--- RECORDS PROVIDED ---

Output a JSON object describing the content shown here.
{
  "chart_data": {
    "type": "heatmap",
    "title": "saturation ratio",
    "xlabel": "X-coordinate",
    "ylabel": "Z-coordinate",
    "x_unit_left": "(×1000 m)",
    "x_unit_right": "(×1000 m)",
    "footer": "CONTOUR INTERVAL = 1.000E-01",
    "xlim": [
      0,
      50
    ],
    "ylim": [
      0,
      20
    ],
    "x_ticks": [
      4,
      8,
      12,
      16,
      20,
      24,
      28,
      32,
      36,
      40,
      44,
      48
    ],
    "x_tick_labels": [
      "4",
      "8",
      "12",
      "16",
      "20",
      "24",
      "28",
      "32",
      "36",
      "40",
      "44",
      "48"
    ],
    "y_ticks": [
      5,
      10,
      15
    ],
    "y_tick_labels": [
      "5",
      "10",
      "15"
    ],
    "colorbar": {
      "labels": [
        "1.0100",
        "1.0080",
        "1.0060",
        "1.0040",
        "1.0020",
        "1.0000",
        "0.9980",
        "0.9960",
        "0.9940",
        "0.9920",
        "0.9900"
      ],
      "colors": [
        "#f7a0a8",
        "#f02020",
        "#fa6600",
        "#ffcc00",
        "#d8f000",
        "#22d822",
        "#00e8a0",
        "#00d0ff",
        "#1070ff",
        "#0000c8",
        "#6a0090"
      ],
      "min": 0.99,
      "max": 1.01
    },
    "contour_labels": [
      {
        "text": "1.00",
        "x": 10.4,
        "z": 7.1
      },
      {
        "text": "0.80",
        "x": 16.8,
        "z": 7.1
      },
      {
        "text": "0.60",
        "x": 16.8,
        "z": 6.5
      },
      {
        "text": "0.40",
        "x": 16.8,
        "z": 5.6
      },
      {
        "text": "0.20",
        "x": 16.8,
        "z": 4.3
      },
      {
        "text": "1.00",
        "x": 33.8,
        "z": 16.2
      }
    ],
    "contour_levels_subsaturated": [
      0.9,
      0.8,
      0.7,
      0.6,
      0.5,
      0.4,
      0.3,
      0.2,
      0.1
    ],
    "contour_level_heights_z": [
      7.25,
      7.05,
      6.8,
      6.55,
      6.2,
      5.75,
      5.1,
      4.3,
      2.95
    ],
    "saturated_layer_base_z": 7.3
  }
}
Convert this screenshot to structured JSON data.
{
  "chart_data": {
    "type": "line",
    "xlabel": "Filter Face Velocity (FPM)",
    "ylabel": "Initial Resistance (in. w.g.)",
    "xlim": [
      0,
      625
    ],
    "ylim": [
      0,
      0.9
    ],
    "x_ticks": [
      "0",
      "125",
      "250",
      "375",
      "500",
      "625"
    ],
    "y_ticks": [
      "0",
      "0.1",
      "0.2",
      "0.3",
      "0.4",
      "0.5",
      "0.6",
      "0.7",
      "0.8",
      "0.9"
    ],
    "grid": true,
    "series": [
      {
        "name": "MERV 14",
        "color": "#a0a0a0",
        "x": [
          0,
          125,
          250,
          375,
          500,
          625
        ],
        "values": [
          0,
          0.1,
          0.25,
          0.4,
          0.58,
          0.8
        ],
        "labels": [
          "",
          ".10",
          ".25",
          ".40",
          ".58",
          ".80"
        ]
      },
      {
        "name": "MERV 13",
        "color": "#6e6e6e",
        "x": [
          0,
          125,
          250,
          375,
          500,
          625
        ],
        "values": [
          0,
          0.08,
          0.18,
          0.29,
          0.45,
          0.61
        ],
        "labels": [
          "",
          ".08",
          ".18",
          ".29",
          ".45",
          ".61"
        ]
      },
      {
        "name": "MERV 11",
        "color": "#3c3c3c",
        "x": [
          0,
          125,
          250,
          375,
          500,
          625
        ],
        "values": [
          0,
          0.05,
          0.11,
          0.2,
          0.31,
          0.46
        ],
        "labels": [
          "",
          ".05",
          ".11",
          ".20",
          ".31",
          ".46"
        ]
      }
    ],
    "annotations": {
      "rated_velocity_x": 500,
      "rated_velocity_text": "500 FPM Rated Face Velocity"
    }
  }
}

---

WHAT NEEDS TO BE DONE: Examine the records and pull out every line where the string "Face" occurs.

COMPLETE ANSWER:
    "xlabel": "Filter Face Velocity (FPM)",
      "rated_velocity_text": "500 FPM Rated Face Velocity"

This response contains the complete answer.